[Entries from a dataset]
########################################

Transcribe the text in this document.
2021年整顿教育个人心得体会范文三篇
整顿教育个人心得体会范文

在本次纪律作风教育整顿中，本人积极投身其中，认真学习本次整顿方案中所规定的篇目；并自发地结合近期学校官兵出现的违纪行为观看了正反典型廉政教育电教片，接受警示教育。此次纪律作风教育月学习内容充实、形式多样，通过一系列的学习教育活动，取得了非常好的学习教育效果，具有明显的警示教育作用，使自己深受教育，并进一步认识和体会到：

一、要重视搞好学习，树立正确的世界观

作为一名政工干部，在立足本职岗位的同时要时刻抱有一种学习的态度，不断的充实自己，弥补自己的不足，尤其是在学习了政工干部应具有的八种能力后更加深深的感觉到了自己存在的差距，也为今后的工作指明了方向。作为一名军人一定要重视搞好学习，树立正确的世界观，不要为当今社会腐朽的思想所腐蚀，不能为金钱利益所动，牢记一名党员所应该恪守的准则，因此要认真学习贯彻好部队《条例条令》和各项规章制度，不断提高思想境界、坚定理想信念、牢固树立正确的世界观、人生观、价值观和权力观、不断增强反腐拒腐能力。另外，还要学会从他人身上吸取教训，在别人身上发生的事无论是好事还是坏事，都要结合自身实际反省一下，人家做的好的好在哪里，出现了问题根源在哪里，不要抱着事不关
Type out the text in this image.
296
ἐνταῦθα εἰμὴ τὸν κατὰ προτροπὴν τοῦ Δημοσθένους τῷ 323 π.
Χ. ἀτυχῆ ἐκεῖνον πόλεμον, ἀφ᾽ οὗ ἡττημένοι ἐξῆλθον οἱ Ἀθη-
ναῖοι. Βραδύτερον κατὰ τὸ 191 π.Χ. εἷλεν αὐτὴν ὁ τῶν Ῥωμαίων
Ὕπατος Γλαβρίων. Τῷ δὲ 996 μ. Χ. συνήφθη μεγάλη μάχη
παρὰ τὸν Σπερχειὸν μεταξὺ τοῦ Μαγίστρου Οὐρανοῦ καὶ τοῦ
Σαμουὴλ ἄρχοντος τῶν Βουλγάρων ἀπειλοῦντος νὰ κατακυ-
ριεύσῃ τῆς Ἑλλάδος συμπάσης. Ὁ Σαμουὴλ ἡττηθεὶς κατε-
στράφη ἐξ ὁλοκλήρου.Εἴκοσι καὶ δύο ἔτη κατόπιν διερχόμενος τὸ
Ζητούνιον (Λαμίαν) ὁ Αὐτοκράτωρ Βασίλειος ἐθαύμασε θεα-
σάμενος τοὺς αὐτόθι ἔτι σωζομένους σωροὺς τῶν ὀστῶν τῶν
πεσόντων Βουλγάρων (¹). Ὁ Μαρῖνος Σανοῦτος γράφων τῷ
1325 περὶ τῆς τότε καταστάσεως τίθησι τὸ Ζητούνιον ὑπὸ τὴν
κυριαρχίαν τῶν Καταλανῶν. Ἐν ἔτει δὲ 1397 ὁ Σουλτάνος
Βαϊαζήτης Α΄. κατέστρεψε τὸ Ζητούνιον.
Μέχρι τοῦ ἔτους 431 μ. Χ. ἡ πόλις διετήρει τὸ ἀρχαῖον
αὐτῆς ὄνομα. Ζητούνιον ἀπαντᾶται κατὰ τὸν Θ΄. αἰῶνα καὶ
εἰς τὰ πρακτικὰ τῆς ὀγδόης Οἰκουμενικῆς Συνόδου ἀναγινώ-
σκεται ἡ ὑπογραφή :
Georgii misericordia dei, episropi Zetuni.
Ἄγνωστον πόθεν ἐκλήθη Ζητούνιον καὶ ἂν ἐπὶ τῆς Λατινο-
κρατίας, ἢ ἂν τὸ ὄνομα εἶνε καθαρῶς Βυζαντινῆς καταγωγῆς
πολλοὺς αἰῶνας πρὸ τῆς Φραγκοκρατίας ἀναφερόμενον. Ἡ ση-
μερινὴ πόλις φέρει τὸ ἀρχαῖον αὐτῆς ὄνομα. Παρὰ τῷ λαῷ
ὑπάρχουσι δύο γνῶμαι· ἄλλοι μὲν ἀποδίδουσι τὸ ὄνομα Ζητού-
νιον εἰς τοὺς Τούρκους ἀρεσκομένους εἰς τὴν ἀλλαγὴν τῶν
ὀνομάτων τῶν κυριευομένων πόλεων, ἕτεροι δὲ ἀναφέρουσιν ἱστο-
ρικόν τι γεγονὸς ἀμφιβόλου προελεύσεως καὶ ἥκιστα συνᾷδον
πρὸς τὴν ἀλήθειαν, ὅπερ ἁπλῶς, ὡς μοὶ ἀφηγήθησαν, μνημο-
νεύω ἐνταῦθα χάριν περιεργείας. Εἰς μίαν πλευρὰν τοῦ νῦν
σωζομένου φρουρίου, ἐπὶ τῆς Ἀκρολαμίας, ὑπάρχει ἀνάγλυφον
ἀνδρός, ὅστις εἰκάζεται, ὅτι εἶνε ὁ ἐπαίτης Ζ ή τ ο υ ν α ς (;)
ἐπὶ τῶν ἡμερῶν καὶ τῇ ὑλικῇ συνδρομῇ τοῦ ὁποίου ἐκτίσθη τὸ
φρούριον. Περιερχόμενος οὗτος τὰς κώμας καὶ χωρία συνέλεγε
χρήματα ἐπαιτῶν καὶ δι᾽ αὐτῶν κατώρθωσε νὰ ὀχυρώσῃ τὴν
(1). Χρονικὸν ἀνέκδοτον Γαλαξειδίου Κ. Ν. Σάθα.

########################################

== What needs to be done ==
Give the number of lines in the records that contain the string "树立正确的世界观", and nothing besides.

== Output ==
2